▶ EXERCISE INSTRUCTIONS: Every entry below should be transcribed exactly; pictures stay out of the copy.

Data excerpts:
-- Begin --
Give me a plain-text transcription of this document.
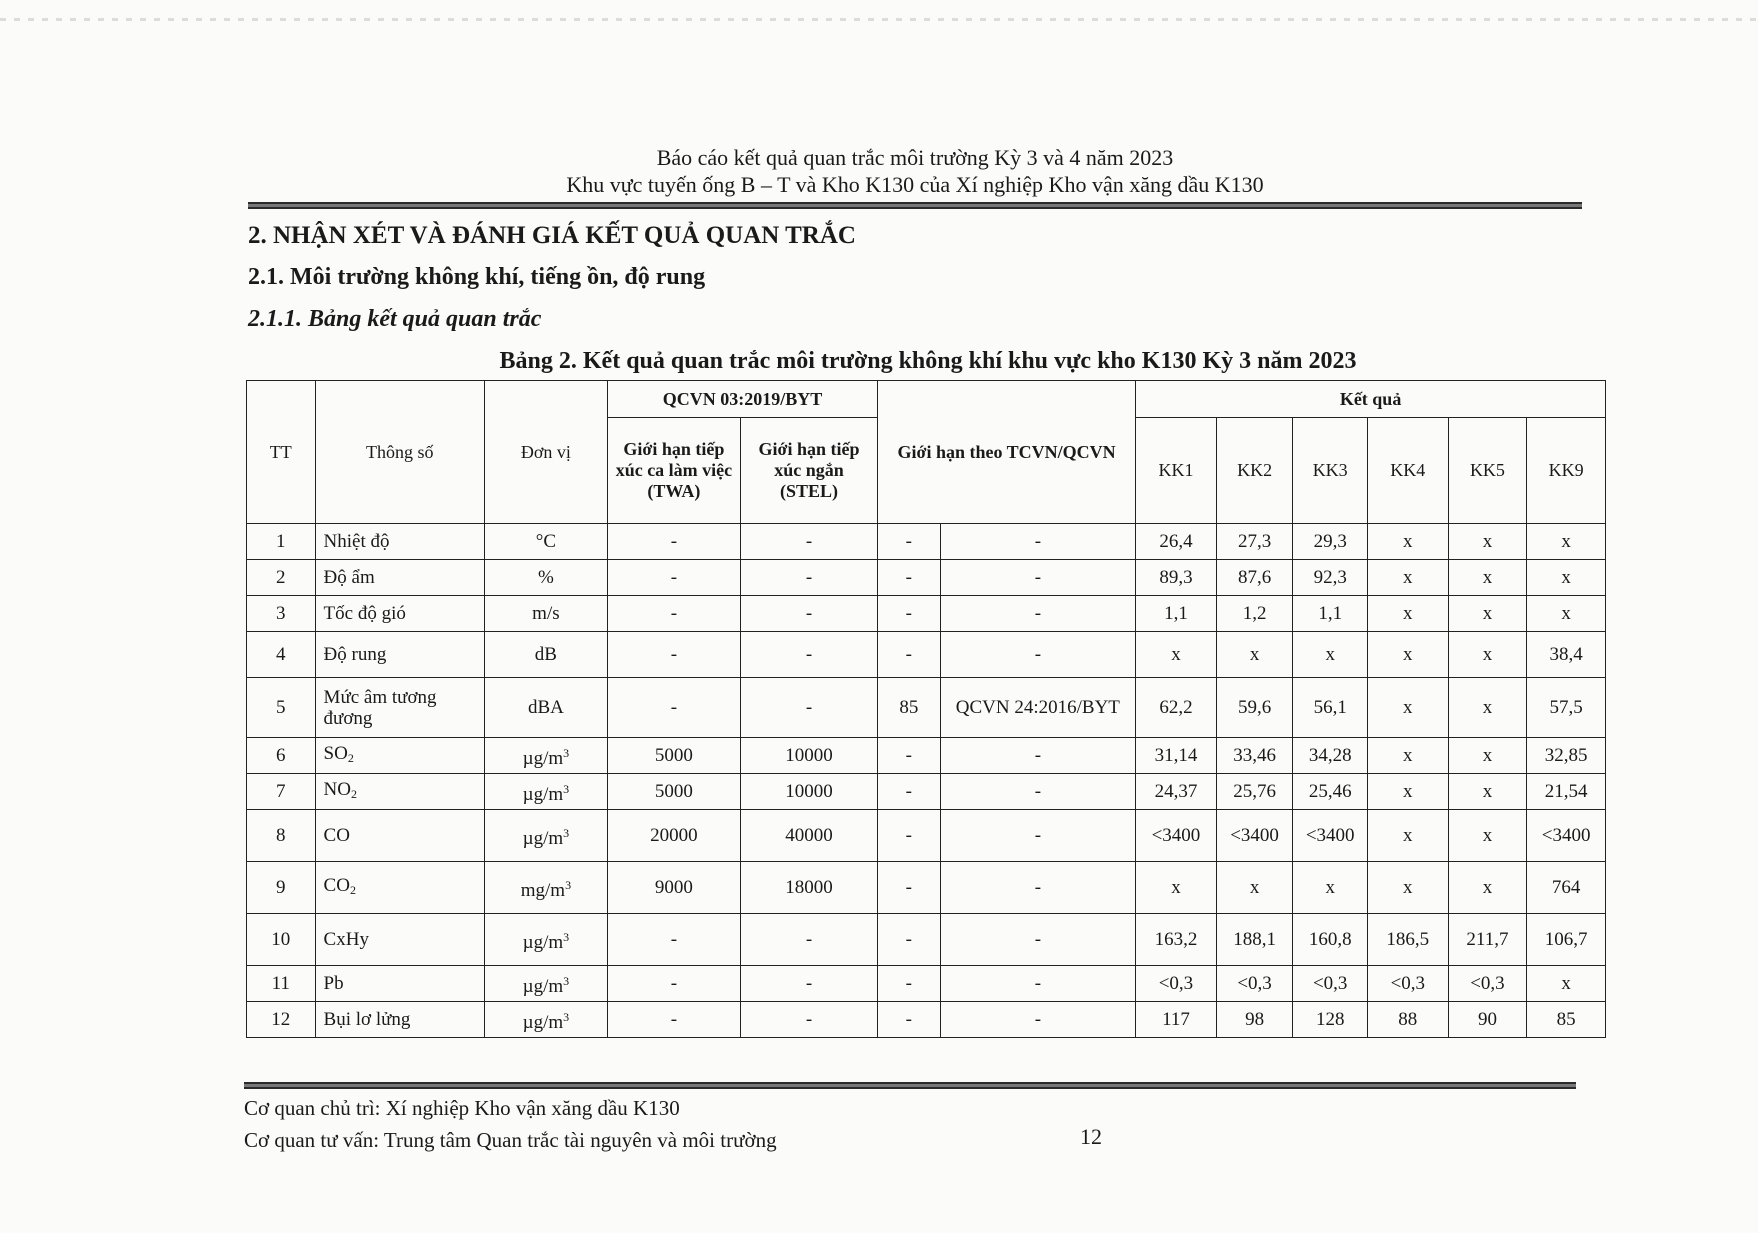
Báo cáo kết quả quan trắc môi trường Kỳ 3 và 4 năm 2023
Khu vực tuyến ống B – T và Kho K130 của Xí nghiệp Kho vận xăng dầu K130
2. NHẬN XÉT VÀ ĐÁNH GIÁ KẾT QUẢ QUAN TRẮC
2.1. Môi trường không khí, tiếng ồn, độ rung
2.1.1. Bảng kết quả quan trắc
Bảng 2. Kết quả quan trắc môi trường không khí khu vực kho K130 Kỳ 3 năm 2023
TT	Thông số	Đơn vị	QCVN 03:2019/BYT		Giới hạn theo TCVN/QCVN		Kết quả					
			Giới hạn tiếp xúc ca làm việc (TWA)	Giới hạn tiếp xúc ngắn (STEL)			KK1	KK2	KK3	KK4	KK5	KK9
1	Nhiệt độ	°C	-	-	-	-	26,4	27,3	29,3	x	x	x
2	Độ ẩm	%	-	-	-	-	89,3	87,6	92,3	x	x	x
3	Tốc độ gió	m/s	-	-	-	-	1,1	1,2	1,1	x	x	x
4	Độ rung	dB	-	-	-	-	x	x	x	x	x	38,4
5	Mức âm tương đương	dBA	-	-	85	QCVN 24:2016/BYT	62,2	59,6	56,1	x	x	57,5
6	$SO_2$	$\mu g/m^3$	5000	10000	-	-	31,14	33,46	34,28	x	x	32,85
7	$NO_2$	$\mu g/m^3$	5000	10000	-	-	24,37	25,76	25,46	x	x	21,54
8	CO	$\mu g/m^3$	20000	40000	-	-	<3400	<3400	<3400	x	x	<3400
9	$CO_2$	$mg/m^3$	9000	18000	-	-	x	x	x	x	x	764
10	CxHy	$\mu g/m^3$	-	-	-	-	163,2	188,1	160,8	186,5	211,7	106,7
11	Pb	$\mu g/m^3$	-	-	-	-	<0,3	<0,3	<0,3	<0,3	<0,3	x
12	Bụi lơ lửng	$\mu g/m^3$	-	-	-	-	117	98	128	88	90	85
Cơ quan chủ trì: Xí nghiệp Kho vận xăng dầu K130
Cơ quan tư vấn: Trung tâm Quan trắc tài nguyên và môi trường	12
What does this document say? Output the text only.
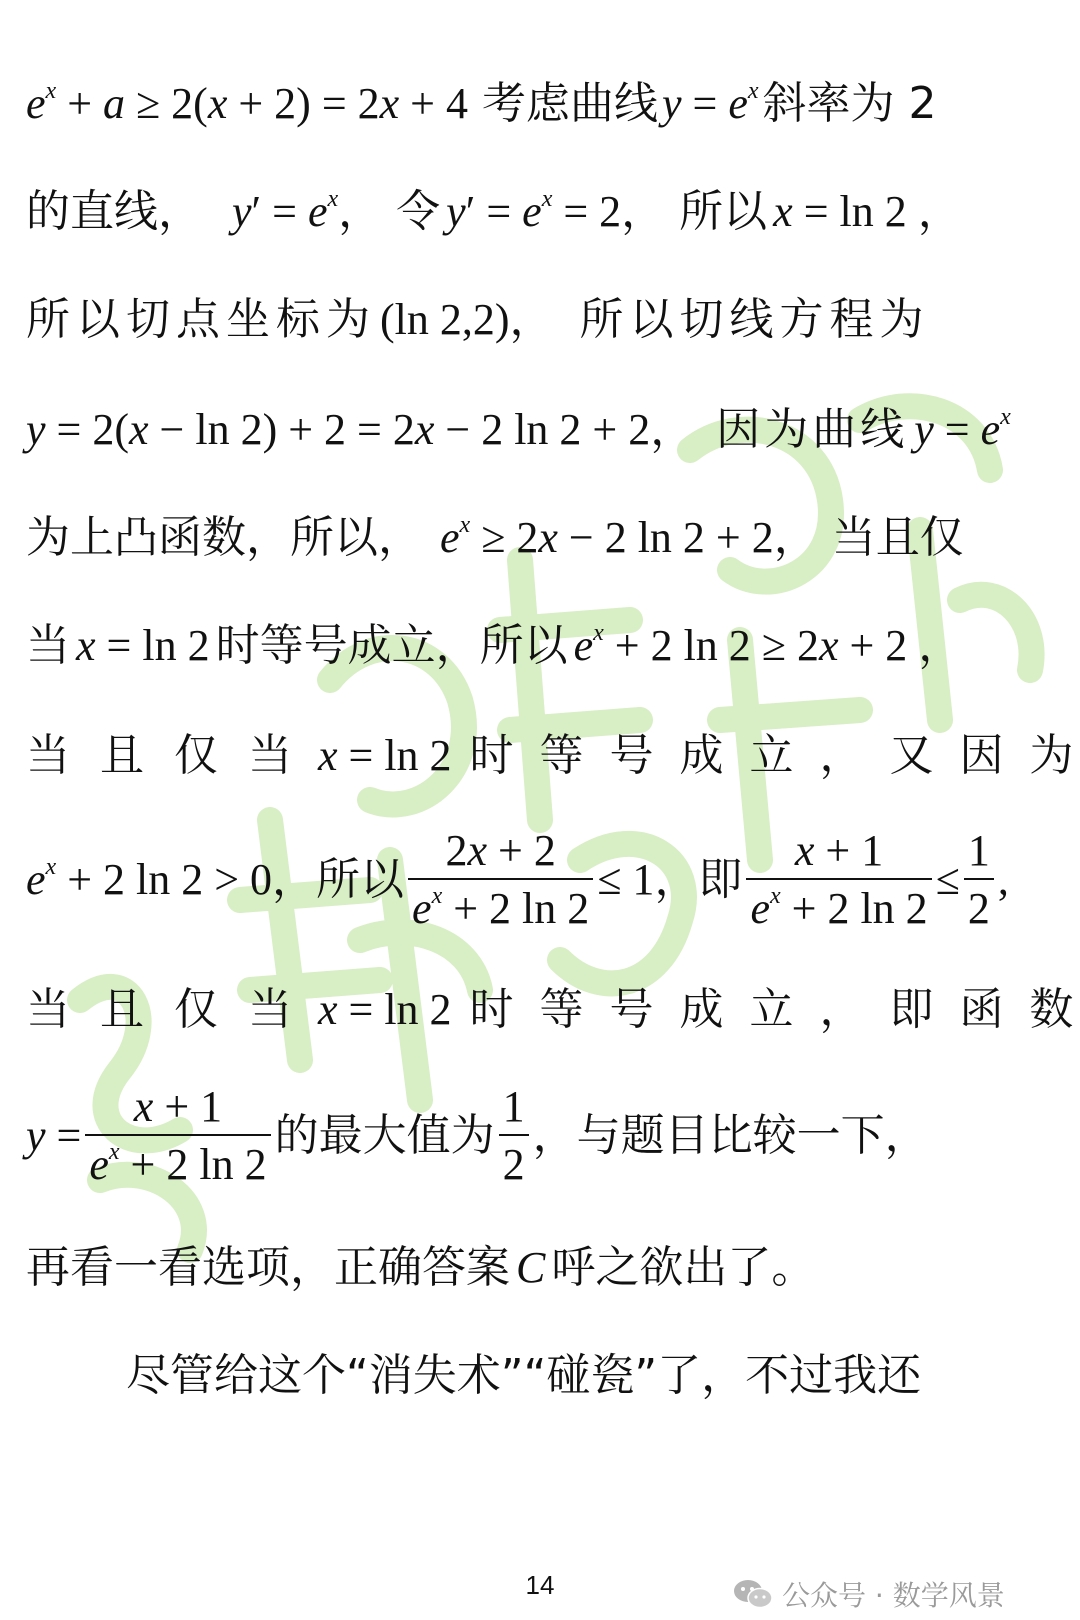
$e^x + a \ge 2(x + 2) = 2x + 4$ 考虑曲线 $y = e^x$ 斜率为 2
的直线， $y' = e^x$ ， 令 $y' = e^x = 2$ ， 所以 x = ln 2 ，
所以切点坐标为 (ln 2,2) ， 所以切线方程为
y = 2(x − ln 2) + 2 = 2x − 2 ln 2 + 2 ， 因为曲线 $y = e^x$
为上凸函数，所以， $e^x \ge 2x - 2$ ln 2 + 2 ， 当且仅
当 x = ln 2 时等号成立，所以 $e^x + 2$ ln 2 ≥ 2x + 2 ，
当 且 仅 当 x = ln 2 时 等 号 成 立 ， 又 因 为
$e^x + 2$ ln 2 > 0 ，所以 $\frac{2x + 2}{e^x + 2 \ln 2} \le 1$ ，即 $\frac{x + 1}{e^x + 2 \ln 2} \le \frac{1}{2}$ ,
当 且 仅 当 x = ln 2 时 等 号 成 立 ， 即 函 数
$y = \frac{x + 1}{e^x + 2 \ln 2}$ 的最大值为 $\frac{1}{2}$ ，与题目比较一下，
再看一看选项，正确答案 C 呼之欲出了。
尽管给这个“消失术”“碰瓷”了，不过我还
14	公众号 · 数学风景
-- End --
▶ TASK ANSWER:
Give me a plain-text transcription of this document.
Báo cáo kết quả quan trắc môi trường Kỳ 3 và 4 năm 2023
Khu vực tuyến ống B – T và Kho K130 của Xí nghiệp Kho vận xăng dầu K130
2. NHẬN XÉT VÀ ĐÁNH GIÁ KẾT QUẢ QUAN TRẮC
2.1. Môi trường không khí, tiếng ồn, độ rung
2.1.1. Bảng kết quả quan trắc
Bảng 2. Kết quả quan trắc môi trường không khí khu vực kho K130 Kỳ 3 năm 2023
TT	Thông số	Đơn vị	QCVN 03:2019/BYT		Giới hạn theo TCVN/QCVN		Kết quả					
			Giới hạn tiếp xúc ca làm việc (TWA)	Giới hạn tiếp xúc ngắn (STEL)			KK1	KK2	KK3	KK4	KK5	KK9
1	Nhiệt độ	°C	-	-	-	-	26,4	27,3	29,3	x	x	x
2	Độ ẩm	%	-	-	-	-	89,3	87,6	92,3	x	x	x
3	Tốc độ gió	m/s	-	-	-	-	1,1	1,2	1,1	x	x	x
4	Độ rung	dB	-	-	-	-	x	x	x	x	x	38,4
5	Mức âm tương đương	dBA	-	-	85	QCVN 24:2016/BYT	62,2	59,6	56,1	x	x	57,5
6	$SO_2$	$\mu g/m^3$	5000	10000	-	-	31,14	33,46	34,28	x	x	32,85
7	$NO_2$	$\mu g/m^3$	5000	10000	-	-	24,37	25,76	25,46	x	x	21,54
8	CO	$\mu g/m^3$	20000	40000	-	-	<3400	<3400	<3400	x	x	<3400
9	$CO_2$	$mg/m^3$	9000	18000	-	-	x	x	x	x	x	764
10	CxHy	$\mu g/m^3$	-	-	-	-	163,2	188,1	160,8	186,5	211,7	106,7
11	Pb	$\mu g/m^3$	-	-	-	-	<0,3	<0,3	<0,3	<0,3	<0,3	x
12	Bụi lơ lửng	$\mu g/m^3$	-	-	-	-	117	98	128	88	90	85
Cơ quan chủ trì: Xí nghiệp Kho vận xăng dầu K130
Cơ quan tư vấn: Trung tâm Quan trắc tài nguyên và môi trường	12
What does this document say? Output the text only.
$e^x + a \ge 2(x + 2) = 2x + 4$ 考虑曲线 $y = e^x$ 斜率为 2
的直线， $y' = e^x$ ， 令 $y' = e^x = 2$ ， 所以 x = ln 2 ，
所以切点坐标为 (ln 2,2) ， 所以切线方程为
y = 2(x − ln 2) + 2 = 2x − 2 ln 2 + 2 ， 因为曲线 $y = e^x$
为上凸函数，所以， $e^x \ge 2x - 2$ ln 2 + 2 ， 当且仅
当 x = ln 2 时等号成立，所以 $e^x + 2$ ln 2 ≥ 2x + 2 ，
当 且 仅 当 x = ln 2 时 等 号 成 立 ， 又 因 为
$e^x + 2$ ln 2 > 0 ，所以 $\frac{2x + 2}{e^x + 2 \ln 2} \le 1$ ，即 $\frac{x + 1}{e^x + 2 \ln 2} \le \frac{1}{2}$ ,
当 且 仅 当 x = ln 2 时 等 号 成 立 ， 即 函 数
$y = \frac{x + 1}{e^x + 2 \ln 2}$ 的最大值为 $\frac{1}{2}$ ，与题目比较一下，
再看一看选项，正确答案 C 呼之欲出了。
尽管给这个“消失术”“碰瓷”了，不过我还
14	公众号 · 数学风景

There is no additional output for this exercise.